* _About this exercise_
Which lines of the data below hold "into"? Copy each of them.

*** Opening of Supplied records ***

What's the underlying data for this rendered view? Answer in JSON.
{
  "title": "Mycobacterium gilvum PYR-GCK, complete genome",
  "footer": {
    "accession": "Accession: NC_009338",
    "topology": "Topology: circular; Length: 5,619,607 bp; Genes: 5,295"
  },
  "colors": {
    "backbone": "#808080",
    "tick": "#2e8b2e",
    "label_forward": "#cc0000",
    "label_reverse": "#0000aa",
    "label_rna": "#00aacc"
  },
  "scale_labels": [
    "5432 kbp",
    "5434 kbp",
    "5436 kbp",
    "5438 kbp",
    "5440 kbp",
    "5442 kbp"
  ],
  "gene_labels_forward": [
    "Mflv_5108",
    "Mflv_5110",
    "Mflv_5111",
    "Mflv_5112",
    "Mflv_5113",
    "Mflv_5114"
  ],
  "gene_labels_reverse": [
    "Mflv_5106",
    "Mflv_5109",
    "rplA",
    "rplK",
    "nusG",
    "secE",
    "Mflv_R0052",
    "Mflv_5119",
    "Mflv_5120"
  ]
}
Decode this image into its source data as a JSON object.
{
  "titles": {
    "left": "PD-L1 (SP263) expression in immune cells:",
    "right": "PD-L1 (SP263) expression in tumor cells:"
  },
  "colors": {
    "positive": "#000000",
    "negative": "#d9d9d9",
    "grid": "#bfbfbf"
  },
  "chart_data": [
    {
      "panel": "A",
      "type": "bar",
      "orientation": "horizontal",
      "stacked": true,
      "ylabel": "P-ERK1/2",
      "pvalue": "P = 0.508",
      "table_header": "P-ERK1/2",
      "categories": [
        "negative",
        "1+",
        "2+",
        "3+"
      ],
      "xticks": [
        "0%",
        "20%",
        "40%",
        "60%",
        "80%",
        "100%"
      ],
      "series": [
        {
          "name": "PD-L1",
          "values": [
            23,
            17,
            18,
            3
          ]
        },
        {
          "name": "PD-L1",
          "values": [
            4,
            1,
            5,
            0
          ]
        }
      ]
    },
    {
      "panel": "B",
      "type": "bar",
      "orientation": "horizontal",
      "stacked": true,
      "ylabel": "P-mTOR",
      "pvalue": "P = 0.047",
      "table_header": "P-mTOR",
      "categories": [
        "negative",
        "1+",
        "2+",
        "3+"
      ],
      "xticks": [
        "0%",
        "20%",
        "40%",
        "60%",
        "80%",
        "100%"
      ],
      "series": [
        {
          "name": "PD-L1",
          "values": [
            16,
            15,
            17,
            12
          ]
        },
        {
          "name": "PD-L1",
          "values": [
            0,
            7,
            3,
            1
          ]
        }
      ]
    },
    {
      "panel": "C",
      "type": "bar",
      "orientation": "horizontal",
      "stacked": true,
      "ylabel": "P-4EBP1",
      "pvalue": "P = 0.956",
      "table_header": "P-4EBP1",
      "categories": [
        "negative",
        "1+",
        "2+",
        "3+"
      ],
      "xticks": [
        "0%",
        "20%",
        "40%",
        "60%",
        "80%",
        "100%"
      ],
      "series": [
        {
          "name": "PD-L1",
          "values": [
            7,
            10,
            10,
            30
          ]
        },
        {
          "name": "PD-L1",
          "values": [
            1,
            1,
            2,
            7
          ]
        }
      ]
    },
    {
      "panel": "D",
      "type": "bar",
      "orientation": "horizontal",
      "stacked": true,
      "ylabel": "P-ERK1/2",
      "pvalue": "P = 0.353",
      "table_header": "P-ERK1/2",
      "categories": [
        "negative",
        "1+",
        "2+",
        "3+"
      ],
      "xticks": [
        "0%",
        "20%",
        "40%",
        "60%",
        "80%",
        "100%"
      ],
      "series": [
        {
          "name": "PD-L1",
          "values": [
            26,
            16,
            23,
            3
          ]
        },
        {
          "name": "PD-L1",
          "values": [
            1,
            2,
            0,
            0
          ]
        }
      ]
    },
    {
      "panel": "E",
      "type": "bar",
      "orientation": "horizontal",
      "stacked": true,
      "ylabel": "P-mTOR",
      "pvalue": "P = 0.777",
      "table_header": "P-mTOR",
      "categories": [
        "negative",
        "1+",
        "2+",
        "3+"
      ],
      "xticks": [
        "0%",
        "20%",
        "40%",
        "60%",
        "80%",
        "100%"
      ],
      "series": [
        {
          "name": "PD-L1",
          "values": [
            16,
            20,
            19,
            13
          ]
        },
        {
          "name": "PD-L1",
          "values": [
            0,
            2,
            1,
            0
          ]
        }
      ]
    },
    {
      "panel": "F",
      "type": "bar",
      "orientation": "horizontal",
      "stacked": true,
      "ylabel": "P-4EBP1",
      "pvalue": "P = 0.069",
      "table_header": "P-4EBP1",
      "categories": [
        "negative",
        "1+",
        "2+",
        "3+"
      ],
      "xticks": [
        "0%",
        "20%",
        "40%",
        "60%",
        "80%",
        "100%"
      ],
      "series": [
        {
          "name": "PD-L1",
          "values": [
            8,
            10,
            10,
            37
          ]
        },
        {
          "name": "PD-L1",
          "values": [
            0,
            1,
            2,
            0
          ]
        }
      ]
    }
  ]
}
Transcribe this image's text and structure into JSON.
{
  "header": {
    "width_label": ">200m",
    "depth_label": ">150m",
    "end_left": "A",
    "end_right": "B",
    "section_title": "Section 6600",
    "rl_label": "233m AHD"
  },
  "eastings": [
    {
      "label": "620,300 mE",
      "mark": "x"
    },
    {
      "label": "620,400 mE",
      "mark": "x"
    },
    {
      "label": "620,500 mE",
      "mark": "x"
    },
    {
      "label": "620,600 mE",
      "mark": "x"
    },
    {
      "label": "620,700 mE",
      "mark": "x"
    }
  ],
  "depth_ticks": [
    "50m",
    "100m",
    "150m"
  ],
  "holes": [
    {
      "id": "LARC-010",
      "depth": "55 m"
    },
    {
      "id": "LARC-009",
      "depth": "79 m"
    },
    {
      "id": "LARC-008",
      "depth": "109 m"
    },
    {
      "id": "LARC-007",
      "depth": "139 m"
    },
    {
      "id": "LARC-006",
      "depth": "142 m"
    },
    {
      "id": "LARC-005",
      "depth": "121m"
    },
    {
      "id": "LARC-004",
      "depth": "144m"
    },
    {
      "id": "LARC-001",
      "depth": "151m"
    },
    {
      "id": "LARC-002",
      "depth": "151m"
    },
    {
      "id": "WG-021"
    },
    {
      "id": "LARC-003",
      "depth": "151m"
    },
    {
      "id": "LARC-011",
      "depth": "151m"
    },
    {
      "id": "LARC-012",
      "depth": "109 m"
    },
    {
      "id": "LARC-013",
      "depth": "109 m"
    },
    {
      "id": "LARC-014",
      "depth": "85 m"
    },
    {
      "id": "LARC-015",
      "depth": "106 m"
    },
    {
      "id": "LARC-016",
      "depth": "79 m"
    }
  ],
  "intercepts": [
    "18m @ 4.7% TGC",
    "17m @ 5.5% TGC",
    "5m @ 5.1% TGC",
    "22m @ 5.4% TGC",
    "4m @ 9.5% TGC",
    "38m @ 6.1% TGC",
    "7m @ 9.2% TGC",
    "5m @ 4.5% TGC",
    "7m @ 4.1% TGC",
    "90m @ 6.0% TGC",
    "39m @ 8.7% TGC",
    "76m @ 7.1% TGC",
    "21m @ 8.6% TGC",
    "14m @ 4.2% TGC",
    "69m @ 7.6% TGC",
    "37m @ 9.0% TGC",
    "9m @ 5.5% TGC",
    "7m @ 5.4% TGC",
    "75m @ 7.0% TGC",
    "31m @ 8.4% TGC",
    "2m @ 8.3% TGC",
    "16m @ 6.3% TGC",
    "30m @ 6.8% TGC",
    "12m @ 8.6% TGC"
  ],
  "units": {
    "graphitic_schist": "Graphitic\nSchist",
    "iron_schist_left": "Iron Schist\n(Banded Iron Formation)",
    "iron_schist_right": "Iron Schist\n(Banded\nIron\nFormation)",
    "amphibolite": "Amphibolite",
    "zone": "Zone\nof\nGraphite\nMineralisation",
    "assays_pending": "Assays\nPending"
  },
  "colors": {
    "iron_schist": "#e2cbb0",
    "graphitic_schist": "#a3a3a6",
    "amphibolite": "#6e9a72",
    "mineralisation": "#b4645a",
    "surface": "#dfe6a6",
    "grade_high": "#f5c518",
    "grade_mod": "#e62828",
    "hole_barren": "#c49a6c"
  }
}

*** Close of Supplied records ***

* _Completed exercise_
Decode this image into its source data as a JSON object.
Transcribe this image's text and structure into JSON.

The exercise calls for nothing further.